Identify the lines that contain the string "color", then copy each of them.

Dataset listings of figures
........
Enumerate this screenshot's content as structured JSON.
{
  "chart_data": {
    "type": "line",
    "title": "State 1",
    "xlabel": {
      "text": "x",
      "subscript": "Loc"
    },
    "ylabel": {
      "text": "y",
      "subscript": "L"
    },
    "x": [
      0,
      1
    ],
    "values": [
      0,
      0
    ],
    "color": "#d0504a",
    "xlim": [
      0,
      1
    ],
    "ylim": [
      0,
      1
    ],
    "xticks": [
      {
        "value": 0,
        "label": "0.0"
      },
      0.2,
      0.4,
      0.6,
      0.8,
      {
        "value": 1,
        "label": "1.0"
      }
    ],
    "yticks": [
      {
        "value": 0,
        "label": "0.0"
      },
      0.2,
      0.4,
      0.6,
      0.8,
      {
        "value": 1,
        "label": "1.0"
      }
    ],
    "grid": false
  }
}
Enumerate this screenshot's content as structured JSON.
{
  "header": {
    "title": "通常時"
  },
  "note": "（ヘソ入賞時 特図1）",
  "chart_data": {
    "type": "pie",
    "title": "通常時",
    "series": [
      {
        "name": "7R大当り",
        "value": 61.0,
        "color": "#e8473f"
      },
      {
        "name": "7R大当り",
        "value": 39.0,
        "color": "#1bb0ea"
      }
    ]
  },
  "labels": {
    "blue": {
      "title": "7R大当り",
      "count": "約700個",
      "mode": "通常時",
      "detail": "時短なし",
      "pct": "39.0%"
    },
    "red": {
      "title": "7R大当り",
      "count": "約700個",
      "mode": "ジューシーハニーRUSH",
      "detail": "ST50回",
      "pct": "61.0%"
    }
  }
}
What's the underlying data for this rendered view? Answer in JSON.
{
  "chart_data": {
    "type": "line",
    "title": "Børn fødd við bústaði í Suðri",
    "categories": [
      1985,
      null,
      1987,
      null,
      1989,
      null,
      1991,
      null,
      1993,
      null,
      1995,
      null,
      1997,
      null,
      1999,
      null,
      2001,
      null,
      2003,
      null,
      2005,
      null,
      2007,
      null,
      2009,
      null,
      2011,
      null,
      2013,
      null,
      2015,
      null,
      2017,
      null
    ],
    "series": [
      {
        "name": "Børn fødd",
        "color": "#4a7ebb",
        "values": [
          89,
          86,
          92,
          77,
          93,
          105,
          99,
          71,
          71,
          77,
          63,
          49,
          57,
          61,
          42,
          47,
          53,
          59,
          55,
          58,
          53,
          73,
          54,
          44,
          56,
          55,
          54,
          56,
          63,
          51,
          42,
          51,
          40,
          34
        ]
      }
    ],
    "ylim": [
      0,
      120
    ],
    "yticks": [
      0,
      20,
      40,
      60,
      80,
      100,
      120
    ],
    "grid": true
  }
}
........
Written solution:
    "color": "#d0504a",
        "color": "#e8473f"
        "color": "#1bb0ea"
        "color": "#4a7ebb",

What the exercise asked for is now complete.